Quote all of the entries word for word.

· · ·

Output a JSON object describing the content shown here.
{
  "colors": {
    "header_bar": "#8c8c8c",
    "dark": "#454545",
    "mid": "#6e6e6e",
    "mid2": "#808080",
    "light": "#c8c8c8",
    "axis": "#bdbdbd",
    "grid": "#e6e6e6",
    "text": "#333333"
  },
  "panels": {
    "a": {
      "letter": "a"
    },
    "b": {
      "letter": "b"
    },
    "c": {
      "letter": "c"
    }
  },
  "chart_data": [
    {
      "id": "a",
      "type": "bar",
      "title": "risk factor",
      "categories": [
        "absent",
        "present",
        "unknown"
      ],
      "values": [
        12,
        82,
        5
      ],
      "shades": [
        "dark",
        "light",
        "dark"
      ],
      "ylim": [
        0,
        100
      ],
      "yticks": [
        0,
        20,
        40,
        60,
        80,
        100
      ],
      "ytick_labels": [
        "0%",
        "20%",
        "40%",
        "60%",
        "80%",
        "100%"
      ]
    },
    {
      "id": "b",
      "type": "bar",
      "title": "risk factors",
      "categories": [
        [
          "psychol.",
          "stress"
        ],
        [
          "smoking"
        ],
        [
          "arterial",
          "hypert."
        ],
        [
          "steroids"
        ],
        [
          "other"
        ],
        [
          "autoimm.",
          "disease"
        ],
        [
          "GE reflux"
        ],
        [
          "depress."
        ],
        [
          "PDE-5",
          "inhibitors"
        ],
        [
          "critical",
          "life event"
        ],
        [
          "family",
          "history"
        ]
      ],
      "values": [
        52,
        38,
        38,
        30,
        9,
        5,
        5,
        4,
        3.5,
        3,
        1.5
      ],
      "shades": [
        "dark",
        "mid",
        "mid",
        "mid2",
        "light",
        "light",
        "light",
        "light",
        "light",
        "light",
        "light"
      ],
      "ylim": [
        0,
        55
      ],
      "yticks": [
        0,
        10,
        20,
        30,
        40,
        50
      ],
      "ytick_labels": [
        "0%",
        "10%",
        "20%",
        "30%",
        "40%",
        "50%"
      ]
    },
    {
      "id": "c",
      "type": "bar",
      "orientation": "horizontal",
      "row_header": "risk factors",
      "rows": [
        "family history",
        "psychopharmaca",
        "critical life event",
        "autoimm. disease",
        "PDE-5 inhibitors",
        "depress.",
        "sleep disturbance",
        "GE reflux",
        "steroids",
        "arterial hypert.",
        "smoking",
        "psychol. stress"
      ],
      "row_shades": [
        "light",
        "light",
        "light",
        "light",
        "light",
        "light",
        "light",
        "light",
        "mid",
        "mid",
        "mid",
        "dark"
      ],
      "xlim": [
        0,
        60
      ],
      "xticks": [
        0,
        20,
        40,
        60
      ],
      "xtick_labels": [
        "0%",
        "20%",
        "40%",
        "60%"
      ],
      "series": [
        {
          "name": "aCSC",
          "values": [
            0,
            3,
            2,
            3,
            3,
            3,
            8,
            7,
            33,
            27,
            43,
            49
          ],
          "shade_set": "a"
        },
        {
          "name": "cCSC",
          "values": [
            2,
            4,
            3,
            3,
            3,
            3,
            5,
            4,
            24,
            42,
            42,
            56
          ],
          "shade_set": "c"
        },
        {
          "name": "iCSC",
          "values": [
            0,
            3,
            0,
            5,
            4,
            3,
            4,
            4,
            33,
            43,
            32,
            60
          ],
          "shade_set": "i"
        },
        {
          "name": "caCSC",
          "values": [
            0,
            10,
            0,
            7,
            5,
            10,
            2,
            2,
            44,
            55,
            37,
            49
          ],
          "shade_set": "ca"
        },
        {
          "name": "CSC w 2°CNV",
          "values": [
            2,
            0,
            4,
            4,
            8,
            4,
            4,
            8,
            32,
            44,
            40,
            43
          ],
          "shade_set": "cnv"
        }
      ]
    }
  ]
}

· · ·

**ANSWER BELOW:**
Output a JSON object describing the content shown here.
{
  "colors": {
    "header_bar": "#8c8c8c",
    "dark": "#454545",
    "mid": "#6e6e6e",
    "mid2": "#808080",
    "light": "#c8c8c8",
    "axis": "#bdbdbd",
    "grid": "#e6e6e6",
    "text": "#333333"
  },
  "panels": {
    "a": {
      "letter": "a"
    },
    "b": {
      "letter": "b"
    },
    "c": {
      "letter": "c"
    }
  },
  "chart_data": [
    {
      "id": "a",
      "type": "bar",
      "title": "risk factor",
      "categories": [
        "absent",
        "present",
        "unknown"
      ],
      "values": [
        12,
        82,
        5
      ],
      "shades": [
        "dark",
        "light",
        "dark"
      ],
      "ylim": [
        0,
        100
      ],
      "yticks": [
        0,
        20,
        40,
        60,
        80,
        100
      ],
      "ytick_labels": [
        "0%",
        "20%",
        "40%",
        "60%",
        "80%",
        "100%"
      ]
    },
    {
      "id": "b",
      "type": "bar",
      "title": "risk factors",
      "categories": [
        [
          "psychol.",
          "stress"
        ],
        [
          "smoking"
        ],
        [
          "arterial",
          "hypert."
        ],
        [
          "steroids"
        ],
        [
          "other"
        ],
        [
          "autoimm.",
          "disease"
        ],
        [
          "GE reflux"
        ],
        [
          "depress."
        ],
        [
          "PDE-5",
          "inhibitors"
        ],
        [
          "critical",
          "life event"
        ],
        [
          "family",
          "history"
        ]
      ],
      "values": [
        52,
        38,
        38,
        30,
        9,
        5,
        5,
        4,
        3.5,
        3,
        1.5
      ],
      "shades": [
        "dark",
        "mid",
        "mid",
        "mid2",
        "light",
        "light",
        "light",
        "light",
        "light",
        "light",
        "light"
      ],
      "ylim": [
        0,
        55
      ],
      "yticks": [
        0,
        10,
        20,
        30,
        40,
        50
      ],
      "ytick_labels": [
        "0%",
        "10%",
        "20%",
        "30%",
        "40%",
        "50%"
      ]
    },
    {
      "id": "c",
      "type": "bar",
      "orientation": "horizontal",
      "row_header": "risk factors",
      "rows": [
        "family history",
        "psychopharmaca",
        "critical life event",
        "autoimm. disease",
        "PDE-5 inhibitors",
        "depress.",
        "sleep disturbance",
        "GE reflux",
        "steroids",
        "arterial hypert.",
        "smoking",
        "psychol. stress"
      ],
      "row_shades": [
        "light",
        "light",
        "light",
        "light",
        "light",
        "light",
        "light",
        "light",
        "mid",
        "mid",
        "mid",
        "dark"
      ],
      "xlim": [
        0,
        60
      ],
      "xticks": [
        0,
        20,
        40,
        60
      ],
      "xtick_labels": [
        "0%",
        "20%",
        "40%",
        "60%"
      ],
      "series": [
        {
          "name": "aCSC",
          "values": [
            0,
            3,
            2,
            3,
            3,
            3,
            8,
            7,
            33,
            27,
            43,
            49
          ],
          "shade_set": "a"
        },
        {
          "name": "cCSC",
          "values": [
            2,
            4,
            3,
            3,
            3,
            3,
            5,
            4,
            24,
            42,
            42,
            56
          ],
          "shade_set": "c"
        },
        {
          "name": "iCSC",
          "values": [
            0,
            3,
            0,
            5,
            4,
            3,
            4,
            4,
            33,
            43,
            32,
            60
          ],
          "shade_set": "i"
        },
        {
          "name": "caCSC",
          "values": [
            0,
            10,
            0,
            7,
            5,
            10,
            2,
            2,
            44,
            55,
            37,
            49
          ],
          "shade_set": "ca"
        },
        {
          "name": "CSC w 2°CNV",
          "values": [
            2,
            0,
            4,
            4,
            8,
            4,
            4,
            8,
            32,
            44,
            40,
            43
          ],
          "shade_set": "cnv"
        }
      ]
    }
  ]
}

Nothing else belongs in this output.